* Written problem:
Search the data for the word "placeholder" and copy every line where it occurs.

* Available records:
====================
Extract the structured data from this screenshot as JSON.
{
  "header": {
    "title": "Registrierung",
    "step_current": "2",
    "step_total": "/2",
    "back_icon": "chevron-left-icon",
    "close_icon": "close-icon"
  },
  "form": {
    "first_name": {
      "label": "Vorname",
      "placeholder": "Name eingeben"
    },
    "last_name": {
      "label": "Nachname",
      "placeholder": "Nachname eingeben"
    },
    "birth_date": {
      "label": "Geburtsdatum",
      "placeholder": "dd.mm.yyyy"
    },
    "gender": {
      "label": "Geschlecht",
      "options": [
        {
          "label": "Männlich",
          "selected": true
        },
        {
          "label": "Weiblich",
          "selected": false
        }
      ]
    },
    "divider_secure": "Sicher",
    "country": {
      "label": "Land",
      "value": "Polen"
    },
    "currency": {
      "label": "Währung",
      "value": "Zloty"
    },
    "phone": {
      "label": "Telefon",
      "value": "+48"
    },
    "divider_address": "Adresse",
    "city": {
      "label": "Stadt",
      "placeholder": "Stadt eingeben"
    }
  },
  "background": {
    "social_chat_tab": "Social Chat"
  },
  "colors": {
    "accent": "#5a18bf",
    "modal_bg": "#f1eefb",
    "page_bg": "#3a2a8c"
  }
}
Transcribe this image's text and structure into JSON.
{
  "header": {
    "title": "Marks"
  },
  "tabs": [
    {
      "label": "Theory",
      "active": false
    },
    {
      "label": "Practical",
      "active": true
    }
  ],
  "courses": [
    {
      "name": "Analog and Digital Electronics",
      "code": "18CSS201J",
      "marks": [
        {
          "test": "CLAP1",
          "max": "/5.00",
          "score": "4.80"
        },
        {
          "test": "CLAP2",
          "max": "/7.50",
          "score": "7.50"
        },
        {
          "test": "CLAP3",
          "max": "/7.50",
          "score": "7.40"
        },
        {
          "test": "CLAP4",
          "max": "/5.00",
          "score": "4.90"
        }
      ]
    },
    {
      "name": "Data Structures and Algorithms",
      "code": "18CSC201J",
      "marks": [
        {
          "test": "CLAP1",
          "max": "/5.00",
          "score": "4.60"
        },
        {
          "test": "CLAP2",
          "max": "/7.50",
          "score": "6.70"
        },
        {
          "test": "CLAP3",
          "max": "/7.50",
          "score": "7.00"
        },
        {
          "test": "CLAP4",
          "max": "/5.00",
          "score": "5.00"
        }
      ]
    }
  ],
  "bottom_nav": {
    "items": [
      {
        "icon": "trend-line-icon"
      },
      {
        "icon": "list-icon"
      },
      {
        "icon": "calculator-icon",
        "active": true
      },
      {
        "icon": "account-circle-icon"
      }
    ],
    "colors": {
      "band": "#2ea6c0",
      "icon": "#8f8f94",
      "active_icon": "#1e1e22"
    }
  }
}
====================
* Problem solution:
      "placeholder": "Name eingeben"
      "placeholder": "Nachname eingeben"
      "placeholder": "dd.mm.yyyy"
      "placeholder": "Stadt eingeben"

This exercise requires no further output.